Goal of the exercise >>
Quote every entry word for word.

Data for the task >>
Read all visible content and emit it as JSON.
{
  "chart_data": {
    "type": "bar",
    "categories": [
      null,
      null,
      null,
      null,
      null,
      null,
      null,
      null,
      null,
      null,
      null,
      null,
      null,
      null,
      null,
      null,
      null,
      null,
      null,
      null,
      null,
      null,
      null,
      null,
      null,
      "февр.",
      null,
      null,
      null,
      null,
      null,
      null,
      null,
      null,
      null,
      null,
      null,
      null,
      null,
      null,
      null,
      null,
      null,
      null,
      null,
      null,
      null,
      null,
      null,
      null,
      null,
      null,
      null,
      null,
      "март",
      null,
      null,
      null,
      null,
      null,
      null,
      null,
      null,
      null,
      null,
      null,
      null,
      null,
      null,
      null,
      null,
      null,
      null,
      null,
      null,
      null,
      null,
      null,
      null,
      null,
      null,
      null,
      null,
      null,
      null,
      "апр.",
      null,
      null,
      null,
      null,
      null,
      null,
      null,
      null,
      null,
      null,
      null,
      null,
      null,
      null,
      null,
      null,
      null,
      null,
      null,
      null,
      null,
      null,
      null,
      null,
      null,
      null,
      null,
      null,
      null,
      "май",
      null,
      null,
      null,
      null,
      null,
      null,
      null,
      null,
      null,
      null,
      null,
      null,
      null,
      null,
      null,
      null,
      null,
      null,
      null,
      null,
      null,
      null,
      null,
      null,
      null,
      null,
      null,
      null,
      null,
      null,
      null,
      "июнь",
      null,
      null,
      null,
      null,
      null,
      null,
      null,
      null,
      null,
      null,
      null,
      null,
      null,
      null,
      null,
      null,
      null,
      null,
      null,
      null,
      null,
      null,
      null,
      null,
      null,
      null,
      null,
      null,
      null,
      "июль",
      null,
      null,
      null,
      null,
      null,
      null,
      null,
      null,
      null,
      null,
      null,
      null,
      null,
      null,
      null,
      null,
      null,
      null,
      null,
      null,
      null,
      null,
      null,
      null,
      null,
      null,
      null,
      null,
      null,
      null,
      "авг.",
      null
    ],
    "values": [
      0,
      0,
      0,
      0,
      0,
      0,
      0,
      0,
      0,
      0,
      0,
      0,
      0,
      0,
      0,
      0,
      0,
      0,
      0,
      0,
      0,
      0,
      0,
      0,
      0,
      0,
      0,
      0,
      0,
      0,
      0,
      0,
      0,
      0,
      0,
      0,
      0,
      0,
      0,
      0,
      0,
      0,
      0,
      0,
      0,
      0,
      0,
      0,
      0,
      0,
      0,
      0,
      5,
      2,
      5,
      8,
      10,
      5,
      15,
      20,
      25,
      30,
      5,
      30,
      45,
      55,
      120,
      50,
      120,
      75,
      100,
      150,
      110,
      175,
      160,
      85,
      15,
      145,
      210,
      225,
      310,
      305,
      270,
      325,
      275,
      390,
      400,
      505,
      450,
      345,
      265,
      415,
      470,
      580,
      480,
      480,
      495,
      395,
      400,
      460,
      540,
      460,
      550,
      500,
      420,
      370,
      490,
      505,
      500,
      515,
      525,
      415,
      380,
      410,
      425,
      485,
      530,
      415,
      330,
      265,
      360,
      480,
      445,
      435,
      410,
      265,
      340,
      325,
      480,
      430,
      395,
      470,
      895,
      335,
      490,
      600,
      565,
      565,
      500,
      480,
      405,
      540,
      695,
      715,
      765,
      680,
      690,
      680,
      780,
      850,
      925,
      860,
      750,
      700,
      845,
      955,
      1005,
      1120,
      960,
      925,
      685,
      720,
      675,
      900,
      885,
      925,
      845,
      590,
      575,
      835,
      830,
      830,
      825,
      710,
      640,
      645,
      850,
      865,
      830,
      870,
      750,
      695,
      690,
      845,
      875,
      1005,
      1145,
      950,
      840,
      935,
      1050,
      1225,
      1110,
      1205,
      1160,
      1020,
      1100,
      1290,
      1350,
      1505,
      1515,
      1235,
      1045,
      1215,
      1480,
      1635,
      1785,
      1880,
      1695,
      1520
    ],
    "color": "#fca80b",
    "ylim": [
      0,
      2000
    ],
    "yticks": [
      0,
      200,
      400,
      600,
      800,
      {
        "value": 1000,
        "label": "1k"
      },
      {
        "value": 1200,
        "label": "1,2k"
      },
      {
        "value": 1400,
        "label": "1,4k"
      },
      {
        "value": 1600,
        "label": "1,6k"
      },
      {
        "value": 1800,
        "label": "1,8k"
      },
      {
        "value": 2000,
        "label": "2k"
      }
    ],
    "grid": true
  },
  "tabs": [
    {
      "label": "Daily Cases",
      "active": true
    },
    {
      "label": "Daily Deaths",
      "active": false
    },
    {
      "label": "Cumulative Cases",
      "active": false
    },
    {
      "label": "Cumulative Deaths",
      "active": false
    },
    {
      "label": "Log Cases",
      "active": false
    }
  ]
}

The reply >>
Read all visible content and emit it as JSON.
{
  "chart_data": {
    "type": "bar",
    "categories": [
      null,
      null,
      null,
      null,
      null,
      null,
      null,
      null,
      null,
      null,
      null,
      null,
      null,
      null,
      null,
      null,
      null,
      null,
      null,
      null,
      null,
      null,
      null,
      null,
      null,
      "февр.",
      null,
      null,
      null,
      null,
      null,
      null,
      null,
      null,
      null,
      null,
      null,
      null,
      null,
      null,
      null,
      null,
      null,
      null,
      null,
      null,
      null,
      null,
      null,
      null,
      null,
      null,
      null,
      null,
      "март",
      null,
      null,
      null,
      null,
      null,
      null,
      null,
      null,
      null,
      null,
      null,
      null,
      null,
      null,
      null,
      null,
      null,
      null,
      null,
      null,
      null,
      null,
      null,
      null,
      null,
      null,
      null,
      null,
      null,
      null,
      "апр.",
      null,
      null,
      null,
      null,
      null,
      null,
      null,
      null,
      null,
      null,
      null,
      null,
      null,
      null,
      null,
      null,
      null,
      null,
      null,
      null,
      null,
      null,
      null,
      null,
      null,
      null,
      null,
      null,
      null,
      "май",
      null,
      null,
      null,
      null,
      null,
      null,
      null,
      null,
      null,
      null,
      null,
      null,
      null,
      null,
      null,
      null,
      null,
      null,
      null,
      null,
      null,
      null,
      null,
      null,
      null,
      null,
      null,
      null,
      null,
      null,
      null,
      "июнь",
      null,
      null,
      null,
      null,
      null,
      null,
      null,
      null,
      null,
      null,
      null,
      null,
      null,
      null,
      null,
      null,
      null,
      null,
      null,
      null,
      null,
      null,
      null,
      null,
      null,
      null,
      null,
      null,
      null,
      "июль",
      null,
      null,
      null,
      null,
      null,
      null,
      null,
      null,
      null,
      null,
      null,
      null,
      null,
      null,
      null,
      null,
      null,
      null,
      null,
      null,
      null,
      null,
      null,
      null,
      null,
      null,
      null,
      null,
      null,
      null,
      "авг.",
      null
    ],
    "values": [
      0,
      0,
      0,
      0,
      0,
      0,
      0,
      0,
      0,
      0,
      0,
      0,
      0,
      0,
      0,
      0,
      0,
      0,
      0,
      0,
      0,
      0,
      0,
      0,
      0,
      0,
      0,
      0,
      0,
      0,
      0,
      0,
      0,
      0,
      0,
      0,
      0,
      0,
      0,
      0,
      0,
      0,
      0,
      0,
      0,
      0,
      0,
      0,
      0,
      0,
      0,
      0,
      5,
      2,
      5,
      8,
      10,
      5,
      15,
      20,
      25,
      30,
      5,
      30,
      45,
      55,
      120,
      50,
      120,
      75,
      100,
      150,
      110,
      175,
      160,
      85,
      15,
      145,
      210,
      225,
      310,
      305,
      270,
      325,
      275,
      390,
      400,
      505,
      450,
      345,
      265,
      415,
      470,
      580,
      480,
      480,
      495,
      395,
      400,
      460,
      540,
      460,
      550,
      500,
      420,
      370,
      490,
      505,
      500,
      515,
      525,
      415,
      380,
      410,
      425,
      485,
      530,
      415,
      330,
      265,
      360,
      480,
      445,
      435,
      410,
      265,
      340,
      325,
      480,
      430,
      395,
      470,
      895,
      335,
      490,
      600,
      565,
      565,
      500,
      480,
      405,
      540,
      695,
      715,
      765,
      680,
      690,
      680,
      780,
      850,
      925,
      860,
      750,
      700,
      845,
      955,
      1005,
      1120,
      960,
      925,
      685,
      720,
      675,
      900,
      885,
      925,
      845,
      590,
      575,
      835,
      830,
      830,
      825,
      710,
      640,
      645,
      850,
      865,
      830,
      870,
      750,
      695,
      690,
      845,
      875,
      1005,
      1145,
      950,
      840,
      935,
      1050,
      1225,
      1110,
      1205,
      1160,
      1020,
      1100,
      1290,
      1350,
      1505,
      1515,
      1235,
      1045,
      1215,
      1480,
      1635,
      1785,
      1880,
      1695,
      1520
    ],
    "color": "#fca80b",
    "ylim": [
      0,
      2000
    ],
    "yticks": [
      0,
      200,
      400,
      600,
      800,
      {
        "value": 1000,
        "label": "1k"
      },
      {
        "value": 1200,
        "label": "1,2k"
      },
      {
        "value": 1400,
        "label": "1,4k"
      },
      {
        "value": 1600,
        "label": "1,6k"
      },
      {
        "value": 1800,
        "label": "1,8k"
      },
      {
        "value": 2000,
        "label": "2k"
      }
    ],
    "grid": true
  },
  "tabs": [
    {
      "label": "Daily Cases",
      "active": true
    },
    {
      "label": "Daily Deaths",
      "active": false
    },
    {
      "label": "Cumulative Cases",
      "active": false
    },
    {
      "label": "Cumulative Deaths",
      "active": false
    },
    {
      "label": "Log Cases",
      "active": false
    }
  ]
}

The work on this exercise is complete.